======== Records supplied

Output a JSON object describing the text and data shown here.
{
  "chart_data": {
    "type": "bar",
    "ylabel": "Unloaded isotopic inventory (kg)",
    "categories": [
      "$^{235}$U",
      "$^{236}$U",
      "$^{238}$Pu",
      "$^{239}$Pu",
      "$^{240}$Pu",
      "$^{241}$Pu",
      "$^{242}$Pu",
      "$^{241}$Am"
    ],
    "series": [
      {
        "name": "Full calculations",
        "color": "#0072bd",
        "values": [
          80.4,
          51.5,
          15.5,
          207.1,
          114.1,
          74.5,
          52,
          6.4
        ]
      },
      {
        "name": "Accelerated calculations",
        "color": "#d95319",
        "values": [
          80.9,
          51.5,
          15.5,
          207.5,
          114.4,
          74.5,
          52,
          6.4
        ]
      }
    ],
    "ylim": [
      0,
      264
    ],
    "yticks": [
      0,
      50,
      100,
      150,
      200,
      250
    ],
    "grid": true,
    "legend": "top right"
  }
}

================

* What is needed *
Determine how many lines of the records above contain the word "calculations", and report only that number.

* The answer *
2